Given instruction:
Copy out every line exactly, passing over the pictures.

----

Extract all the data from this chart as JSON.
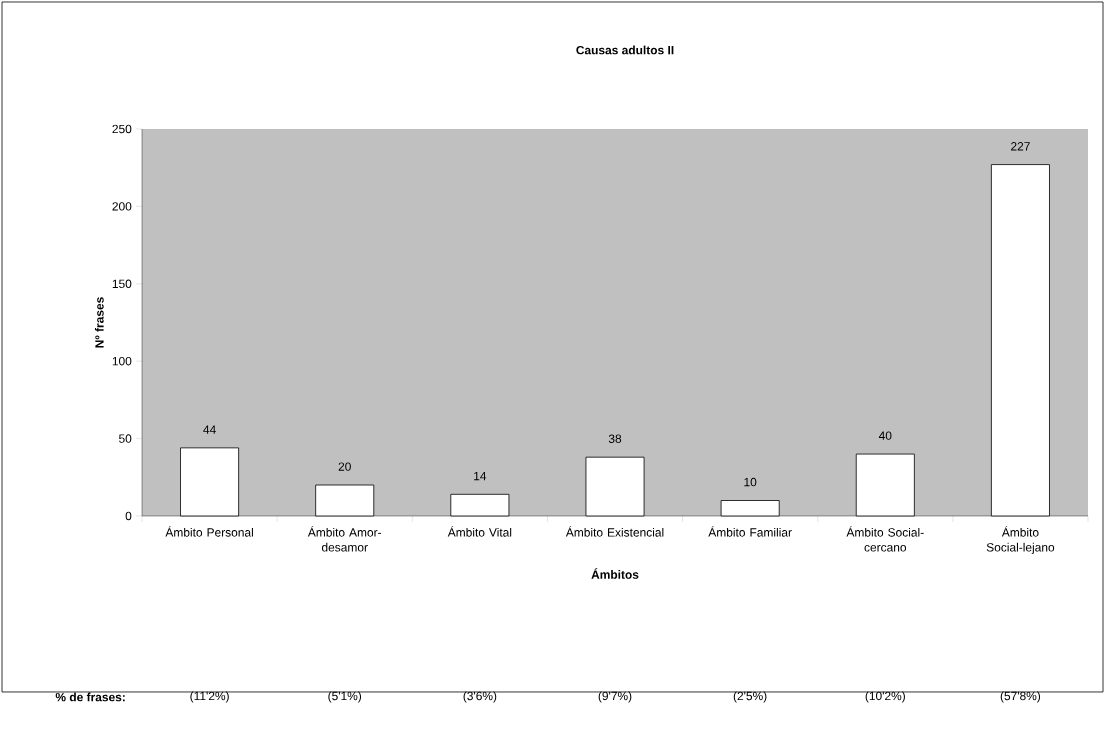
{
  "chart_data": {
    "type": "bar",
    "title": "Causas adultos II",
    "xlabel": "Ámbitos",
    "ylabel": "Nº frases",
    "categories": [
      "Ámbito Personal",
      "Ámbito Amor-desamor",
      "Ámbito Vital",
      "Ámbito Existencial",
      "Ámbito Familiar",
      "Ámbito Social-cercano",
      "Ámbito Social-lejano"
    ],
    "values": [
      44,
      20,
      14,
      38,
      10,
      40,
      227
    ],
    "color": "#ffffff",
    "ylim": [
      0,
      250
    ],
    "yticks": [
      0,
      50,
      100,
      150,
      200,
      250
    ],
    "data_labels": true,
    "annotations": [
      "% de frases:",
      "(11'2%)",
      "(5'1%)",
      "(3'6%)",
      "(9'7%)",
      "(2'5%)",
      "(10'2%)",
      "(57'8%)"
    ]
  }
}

----

Result:
Extract all the data from this chart as JSON.
{
  "chart_data": {
    "type": "bar",
    "title": "Causas adultos II",
    "xlabel": "Ámbitos",
    "ylabel": "Nº frases",
    "categories": [
      "Ámbito Personal",
      "Ámbito Amor-desamor",
      "Ámbito Vital",
      "Ámbito Existencial",
      "Ámbito Familiar",
      "Ámbito Social-cercano",
      "Ámbito Social-lejano"
    ],
    "values": [
      44,
      20,
      14,
      38,
      10,
      40,
      227
    ],
    "color": "#ffffff",
    "ylim": [
      0,
      250
    ],
    "yticks": [
      0,
      50,
      100,
      150,
      200,
      250
    ],
    "data_labels": true,
    "annotations": [
      "% de frases:",
      "(11'2%)",
      "(5'1%)",
      "(3'6%)",
      "(9'7%)",
      "(2'5%)",
      "(10'2%)",
      "(57'8%)"
    ]
  }
}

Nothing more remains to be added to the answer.